**YOUR INSTRUCTIONS**
Reproduce the records below in full and exactly, without their images.

**MATERIAL SUPPLIED**
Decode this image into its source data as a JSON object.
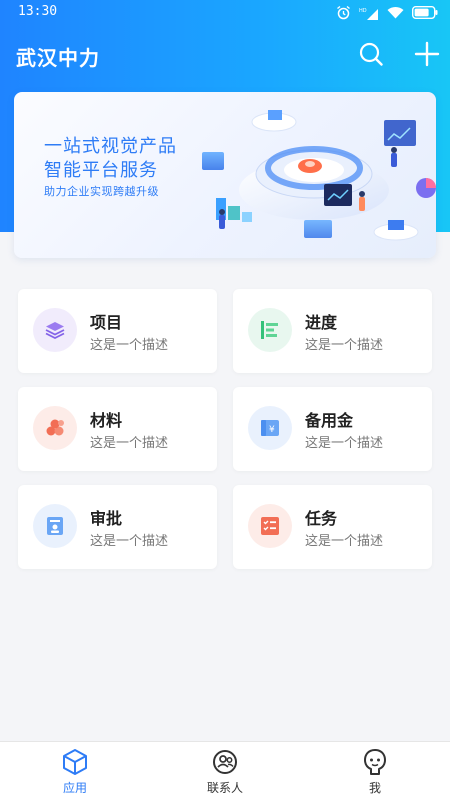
{
  "status_bar": {
    "time": "13:30",
    "network_label": "HD"
  },
  "app_bar": {
    "title": "武汉中力"
  },
  "banner": {
    "title_line1": "一站式视觉产品",
    "title_line2": "智能平台服务",
    "subtitle": "助力企业实现跨越升级"
  },
  "modules": [
    {
      "title": "项目",
      "desc": "这是一个描述",
      "icon": "layers-icon",
      "color": "#8d6ee8"
    },
    {
      "title": "进度",
      "desc": "这是一个描述",
      "icon": "progress-bars-icon",
      "color": "#34c27a"
    },
    {
      "title": "材料",
      "desc": "这是一个描述",
      "icon": "materials-icon",
      "color": "#f26e55"
    },
    {
      "title": "备用金",
      "desc": "这是一个描述",
      "icon": "reserve-fund-icon",
      "color": "#4b8ff0"
    },
    {
      "title": "审批",
      "desc": "这是一个描述",
      "icon": "approval-icon",
      "color": "#4b8ff0"
    },
    {
      "title": "任务",
      "desc": "这是一个描述",
      "icon": "task-list-icon",
      "color": "#f26e55"
    }
  ],
  "tabbar": {
    "tabs": [
      {
        "label": "应用",
        "icon": "app-cube-icon",
        "active": true
      },
      {
        "label": "联系人",
        "icon": "contacts-icon",
        "active": false
      },
      {
        "label": "我",
        "icon": "profile-icon",
        "active": false
      }
    ]
  },
  "colors": {
    "primary": "#2e7cf6",
    "header_start": "#1f84ff",
    "header_end": "#18c6f6"
  }
}
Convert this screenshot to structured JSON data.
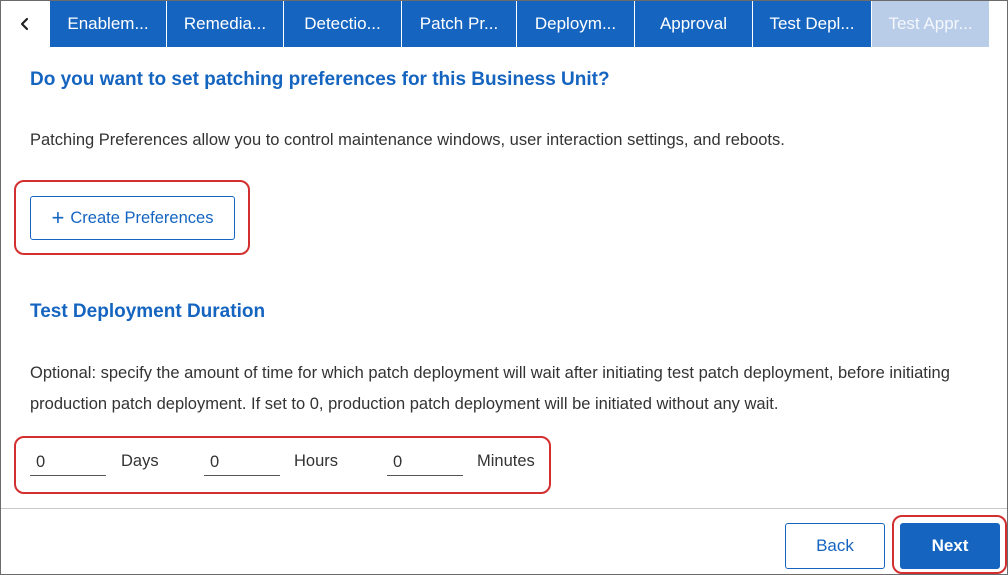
{
  "tabs": [
    {
      "label": "Enablem..."
    },
    {
      "label": "Remedia..."
    },
    {
      "label": "Detectio..."
    },
    {
      "label": "Patch Pr..."
    },
    {
      "label": "Deploym..."
    },
    {
      "label": "Approval"
    },
    {
      "label": "Test Depl..."
    },
    {
      "label": "Test Appr..."
    }
  ],
  "patching": {
    "question": "Do you want to set patching preferences for this Business Unit?",
    "description": "Patching Preferences allow you to control maintenance windows, user interaction settings, and reboots.",
    "create_button": "Create Preferences"
  },
  "duration": {
    "title": "Test Deployment Duration",
    "description": "Optional: specify the amount of time for which patch deployment will wait after initiating test patch deployment, before initiating production patch deployment. If set to 0, production patch deployment will be initiated without any wait.",
    "days_value": "0",
    "days_label": "Days",
    "hours_value": "0",
    "hours_label": "Hours",
    "minutes_value": "0",
    "minutes_label": "Minutes"
  },
  "footer": {
    "back_label": "Back",
    "next_label": "Next"
  },
  "colors": {
    "accent": "#1565c0",
    "tab_disabled": "#b9cde9",
    "highlight": "#d32f2f"
  }
}
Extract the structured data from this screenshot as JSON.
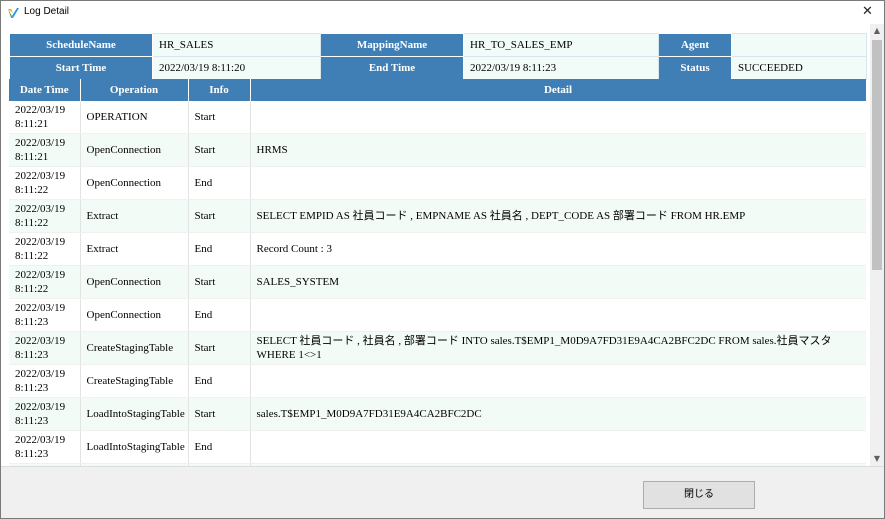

**RESULT OF THE EXERCISE**
Decode this image into its source data as a JSON object.
{
  "status_bar": {
    "time": "13:30",
    "network_label": "HD"
  },
  "app_bar": {
    "title": "武汉中力"
  },
  "banner": {
    "title_line1": "一站式视觉产品",
    "title_line2": "智能平台服务",
    "subtitle": "助力企业实现跨越升级"
  },
  "modules": [
    {
      "title": "项目",
      "desc": "这是一个描述",
      "icon": "layers-icon",
      "color": "#8d6ee8"
    },
    {
      "title": "进度",
      "desc": "这是一个描述",
      "icon": "progress-bars-icon",
      "color": "#34c27a"
    },
    {
      "title": "材料",
      "desc": "这是一个描述",
      "icon": "materials-icon",
      "color": "#f26e55"
    },
    {
      "title": "备用金",
      "desc": "这是一个描述",
      "icon": "reserve-fund-icon",
      "color": "#4b8ff0"
    },
    {
      "title": "审批",
      "desc": "这是一个描述",
      "icon": "approval-icon",
      "color": "#4b8ff0"
    },
    {
      "title": "任务",
      "desc": "这是一个描述",
      "icon": "task-list-icon",
      "color": "#f26e55"
    }
  ],
  "tabbar": {
    "tabs": [
      {
        "label": "应用",
        "icon": "app-cube-icon",
        "active": true
      },
      {
        "label": "联系人",
        "icon": "contacts-icon",
        "active": false
      },
      {
        "label": "我",
        "icon": "profile-icon",
        "active": false
      }
    ]
  },
  "colors": {
    "primary": "#2e7cf6",
    "header_start": "#1f84ff",
    "header_end": "#18c6f6"
  }
}
Convert this screenshot to structured JSON data.
{
  "tabs": [
    {
      "label": "Enablem..."
    },
    {
      "label": "Remedia..."
    },
    {
      "label": "Detectio..."
    },
    {
      "label": "Patch Pr..."
    },
    {
      "label": "Deploym..."
    },
    {
      "label": "Approval"
    },
    {
      "label": "Test Depl..."
    },
    {
      "label": "Test Appr..."
    }
  ],
  "patching": {
    "question": "Do you want to set patching preferences for this Business Unit?",
    "description": "Patching Preferences allow you to control maintenance windows, user interaction settings, and reboots.",
    "create_button": "Create Preferences"
  },
  "duration": {
    "title": "Test Deployment Duration",
    "description": "Optional: specify the amount of time for which patch deployment will wait after initiating test patch deployment, before initiating production patch deployment. If set to 0, production patch deployment will be initiated without any wait.",
    "days_value": "0",
    "days_label": "Days",
    "hours_value": "0",
    "hours_label": "Hours",
    "minutes_value": "0",
    "minutes_label": "Minutes"
  },
  "footer": {
    "back_label": "Back",
    "next_label": "Next"
  },
  "colors": {
    "accent": "#1565c0",
    "tab_disabled": "#b9cde9",
    "highlight": "#d32f2f"
  }
}
Extract the structured data from this screenshot as JSON.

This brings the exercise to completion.